▸ **WHAT YOU HAVE TO DO**:
Copy, from the entries below, each line in which the string "name" appears.
------------------------
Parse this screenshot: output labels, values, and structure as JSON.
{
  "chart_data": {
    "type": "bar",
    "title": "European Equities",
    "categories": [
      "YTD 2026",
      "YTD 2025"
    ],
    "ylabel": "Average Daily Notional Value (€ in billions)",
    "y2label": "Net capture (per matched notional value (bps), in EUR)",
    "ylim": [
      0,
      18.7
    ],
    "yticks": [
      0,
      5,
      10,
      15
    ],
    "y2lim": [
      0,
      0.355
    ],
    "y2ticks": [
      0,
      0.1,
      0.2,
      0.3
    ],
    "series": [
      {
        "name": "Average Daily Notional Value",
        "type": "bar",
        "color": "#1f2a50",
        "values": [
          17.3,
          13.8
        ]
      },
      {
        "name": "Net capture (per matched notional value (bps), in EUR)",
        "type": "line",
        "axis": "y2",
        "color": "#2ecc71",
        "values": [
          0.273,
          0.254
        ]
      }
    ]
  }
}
------------------------
▸ **SOLUTION**:
        "name": "Average Daily Notional Value",
        "name": "Net capture (per matched notional value (bps), in EUR)",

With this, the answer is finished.